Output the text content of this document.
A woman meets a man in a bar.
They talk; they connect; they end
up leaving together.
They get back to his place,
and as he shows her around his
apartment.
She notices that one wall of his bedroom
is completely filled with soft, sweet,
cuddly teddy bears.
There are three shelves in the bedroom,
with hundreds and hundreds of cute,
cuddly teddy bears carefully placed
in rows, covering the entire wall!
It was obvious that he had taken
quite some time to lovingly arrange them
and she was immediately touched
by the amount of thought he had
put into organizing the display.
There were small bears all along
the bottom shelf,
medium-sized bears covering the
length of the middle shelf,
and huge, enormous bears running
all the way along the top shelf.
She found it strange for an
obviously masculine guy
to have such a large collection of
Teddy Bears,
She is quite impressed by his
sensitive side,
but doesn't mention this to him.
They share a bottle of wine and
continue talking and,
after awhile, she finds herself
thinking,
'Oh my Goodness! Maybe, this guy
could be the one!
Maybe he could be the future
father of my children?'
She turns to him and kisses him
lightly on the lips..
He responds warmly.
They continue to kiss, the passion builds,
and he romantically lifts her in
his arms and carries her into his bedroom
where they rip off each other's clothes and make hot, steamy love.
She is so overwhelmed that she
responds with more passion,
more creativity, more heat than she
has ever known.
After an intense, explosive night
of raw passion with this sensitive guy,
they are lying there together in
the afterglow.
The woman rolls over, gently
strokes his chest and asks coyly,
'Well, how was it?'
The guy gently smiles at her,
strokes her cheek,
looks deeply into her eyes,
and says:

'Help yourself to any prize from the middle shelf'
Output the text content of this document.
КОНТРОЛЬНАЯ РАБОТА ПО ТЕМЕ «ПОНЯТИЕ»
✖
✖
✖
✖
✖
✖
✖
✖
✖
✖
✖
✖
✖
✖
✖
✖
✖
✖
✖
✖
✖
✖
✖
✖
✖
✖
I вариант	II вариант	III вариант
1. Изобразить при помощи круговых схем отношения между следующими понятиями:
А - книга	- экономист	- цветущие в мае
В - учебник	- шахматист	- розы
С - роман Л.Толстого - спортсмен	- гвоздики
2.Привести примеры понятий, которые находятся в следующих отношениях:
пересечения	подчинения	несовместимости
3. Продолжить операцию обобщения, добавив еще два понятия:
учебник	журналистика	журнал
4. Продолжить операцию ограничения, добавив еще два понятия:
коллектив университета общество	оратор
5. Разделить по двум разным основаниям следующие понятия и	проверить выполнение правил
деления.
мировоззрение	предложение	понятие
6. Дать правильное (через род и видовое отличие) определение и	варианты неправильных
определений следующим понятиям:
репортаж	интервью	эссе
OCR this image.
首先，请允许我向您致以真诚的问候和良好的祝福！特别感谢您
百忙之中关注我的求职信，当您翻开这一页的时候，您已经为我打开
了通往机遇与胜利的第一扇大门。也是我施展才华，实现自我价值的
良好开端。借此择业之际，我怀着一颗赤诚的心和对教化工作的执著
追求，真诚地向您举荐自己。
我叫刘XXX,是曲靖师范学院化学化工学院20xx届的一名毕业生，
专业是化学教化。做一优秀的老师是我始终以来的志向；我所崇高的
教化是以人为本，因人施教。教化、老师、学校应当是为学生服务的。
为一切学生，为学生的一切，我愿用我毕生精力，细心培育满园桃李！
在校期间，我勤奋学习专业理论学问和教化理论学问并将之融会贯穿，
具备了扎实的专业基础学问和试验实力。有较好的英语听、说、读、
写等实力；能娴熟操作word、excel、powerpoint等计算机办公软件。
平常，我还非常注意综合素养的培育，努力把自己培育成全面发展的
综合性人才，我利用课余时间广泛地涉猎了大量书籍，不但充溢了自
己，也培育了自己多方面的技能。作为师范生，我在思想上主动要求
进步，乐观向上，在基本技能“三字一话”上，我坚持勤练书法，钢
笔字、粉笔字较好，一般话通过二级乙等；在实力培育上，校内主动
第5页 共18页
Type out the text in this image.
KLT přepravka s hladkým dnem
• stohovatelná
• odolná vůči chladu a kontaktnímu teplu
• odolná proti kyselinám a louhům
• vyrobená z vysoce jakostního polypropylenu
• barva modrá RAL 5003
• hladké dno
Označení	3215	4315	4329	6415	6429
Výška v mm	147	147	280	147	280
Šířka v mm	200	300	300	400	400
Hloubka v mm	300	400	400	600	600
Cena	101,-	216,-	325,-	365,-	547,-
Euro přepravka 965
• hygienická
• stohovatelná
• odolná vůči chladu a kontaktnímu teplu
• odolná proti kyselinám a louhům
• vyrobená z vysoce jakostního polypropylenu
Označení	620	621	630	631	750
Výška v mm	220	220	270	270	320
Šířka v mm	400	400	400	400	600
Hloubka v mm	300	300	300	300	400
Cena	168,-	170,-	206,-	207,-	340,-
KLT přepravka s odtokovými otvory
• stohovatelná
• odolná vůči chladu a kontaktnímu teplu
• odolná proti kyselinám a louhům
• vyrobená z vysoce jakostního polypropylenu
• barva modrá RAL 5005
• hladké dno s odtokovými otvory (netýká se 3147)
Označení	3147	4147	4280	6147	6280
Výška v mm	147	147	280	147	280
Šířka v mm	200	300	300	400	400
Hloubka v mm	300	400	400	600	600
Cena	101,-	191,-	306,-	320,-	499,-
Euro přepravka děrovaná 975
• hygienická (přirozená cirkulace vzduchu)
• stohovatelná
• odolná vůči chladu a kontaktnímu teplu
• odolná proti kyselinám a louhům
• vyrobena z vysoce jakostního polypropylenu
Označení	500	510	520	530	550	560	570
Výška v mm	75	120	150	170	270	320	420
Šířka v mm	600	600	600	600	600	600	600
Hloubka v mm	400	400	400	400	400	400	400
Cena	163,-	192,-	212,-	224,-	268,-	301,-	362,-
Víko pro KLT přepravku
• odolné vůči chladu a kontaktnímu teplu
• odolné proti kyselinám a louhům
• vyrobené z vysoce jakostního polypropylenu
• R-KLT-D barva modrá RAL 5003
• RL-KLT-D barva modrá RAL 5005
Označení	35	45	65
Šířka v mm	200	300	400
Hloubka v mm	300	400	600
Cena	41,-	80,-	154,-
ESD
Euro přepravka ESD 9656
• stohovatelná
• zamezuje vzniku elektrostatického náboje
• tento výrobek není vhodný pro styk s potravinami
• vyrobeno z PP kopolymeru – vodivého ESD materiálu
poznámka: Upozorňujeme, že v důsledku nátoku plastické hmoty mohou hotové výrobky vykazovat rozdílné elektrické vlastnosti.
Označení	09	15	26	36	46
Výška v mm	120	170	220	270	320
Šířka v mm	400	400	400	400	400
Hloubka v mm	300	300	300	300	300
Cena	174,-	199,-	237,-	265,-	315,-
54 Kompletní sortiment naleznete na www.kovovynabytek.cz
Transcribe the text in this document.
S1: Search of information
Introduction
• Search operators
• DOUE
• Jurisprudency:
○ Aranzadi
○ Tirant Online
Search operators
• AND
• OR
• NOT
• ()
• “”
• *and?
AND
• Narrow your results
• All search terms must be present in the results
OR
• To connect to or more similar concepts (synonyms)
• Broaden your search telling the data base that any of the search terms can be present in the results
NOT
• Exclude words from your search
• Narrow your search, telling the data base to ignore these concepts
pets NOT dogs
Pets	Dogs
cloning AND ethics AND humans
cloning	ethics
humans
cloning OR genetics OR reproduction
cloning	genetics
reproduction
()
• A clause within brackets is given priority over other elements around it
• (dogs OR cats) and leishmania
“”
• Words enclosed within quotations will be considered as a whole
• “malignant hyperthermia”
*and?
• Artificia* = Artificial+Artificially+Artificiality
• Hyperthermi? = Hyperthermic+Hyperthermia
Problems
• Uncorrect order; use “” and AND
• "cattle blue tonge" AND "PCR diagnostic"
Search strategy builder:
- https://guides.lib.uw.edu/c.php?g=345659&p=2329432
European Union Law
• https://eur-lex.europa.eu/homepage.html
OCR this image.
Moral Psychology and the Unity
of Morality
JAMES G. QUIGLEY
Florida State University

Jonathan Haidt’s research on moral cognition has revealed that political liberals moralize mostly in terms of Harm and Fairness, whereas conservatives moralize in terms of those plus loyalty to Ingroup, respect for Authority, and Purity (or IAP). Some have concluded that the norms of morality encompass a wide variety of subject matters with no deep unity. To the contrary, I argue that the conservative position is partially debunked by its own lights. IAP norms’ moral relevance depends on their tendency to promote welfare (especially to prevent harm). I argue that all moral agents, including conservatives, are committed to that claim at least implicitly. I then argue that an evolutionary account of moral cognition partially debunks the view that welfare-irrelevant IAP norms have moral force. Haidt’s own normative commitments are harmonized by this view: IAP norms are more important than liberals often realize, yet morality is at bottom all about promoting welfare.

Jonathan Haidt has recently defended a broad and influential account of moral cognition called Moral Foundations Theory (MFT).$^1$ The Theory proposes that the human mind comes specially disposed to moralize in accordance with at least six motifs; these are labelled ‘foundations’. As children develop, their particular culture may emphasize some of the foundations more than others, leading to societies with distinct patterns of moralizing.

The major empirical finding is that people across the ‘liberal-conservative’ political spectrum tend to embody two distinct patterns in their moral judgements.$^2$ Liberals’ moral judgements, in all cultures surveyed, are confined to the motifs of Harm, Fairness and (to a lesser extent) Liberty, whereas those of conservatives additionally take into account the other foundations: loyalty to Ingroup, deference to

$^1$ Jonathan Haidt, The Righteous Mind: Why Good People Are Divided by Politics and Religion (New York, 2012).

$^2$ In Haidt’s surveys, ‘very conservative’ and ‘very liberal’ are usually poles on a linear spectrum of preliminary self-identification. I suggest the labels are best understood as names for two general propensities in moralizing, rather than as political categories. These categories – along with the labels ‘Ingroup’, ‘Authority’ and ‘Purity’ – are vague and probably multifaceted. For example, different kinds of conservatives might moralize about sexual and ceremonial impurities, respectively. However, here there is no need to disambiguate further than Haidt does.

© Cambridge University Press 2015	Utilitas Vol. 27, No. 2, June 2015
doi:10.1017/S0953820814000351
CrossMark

=-=-=-=-=

• The task: Only lines that contain the word "reproduction" are wanted; copy each of them.

• Output of the exercise:
cloning OR genetics OR reproduction
reproduction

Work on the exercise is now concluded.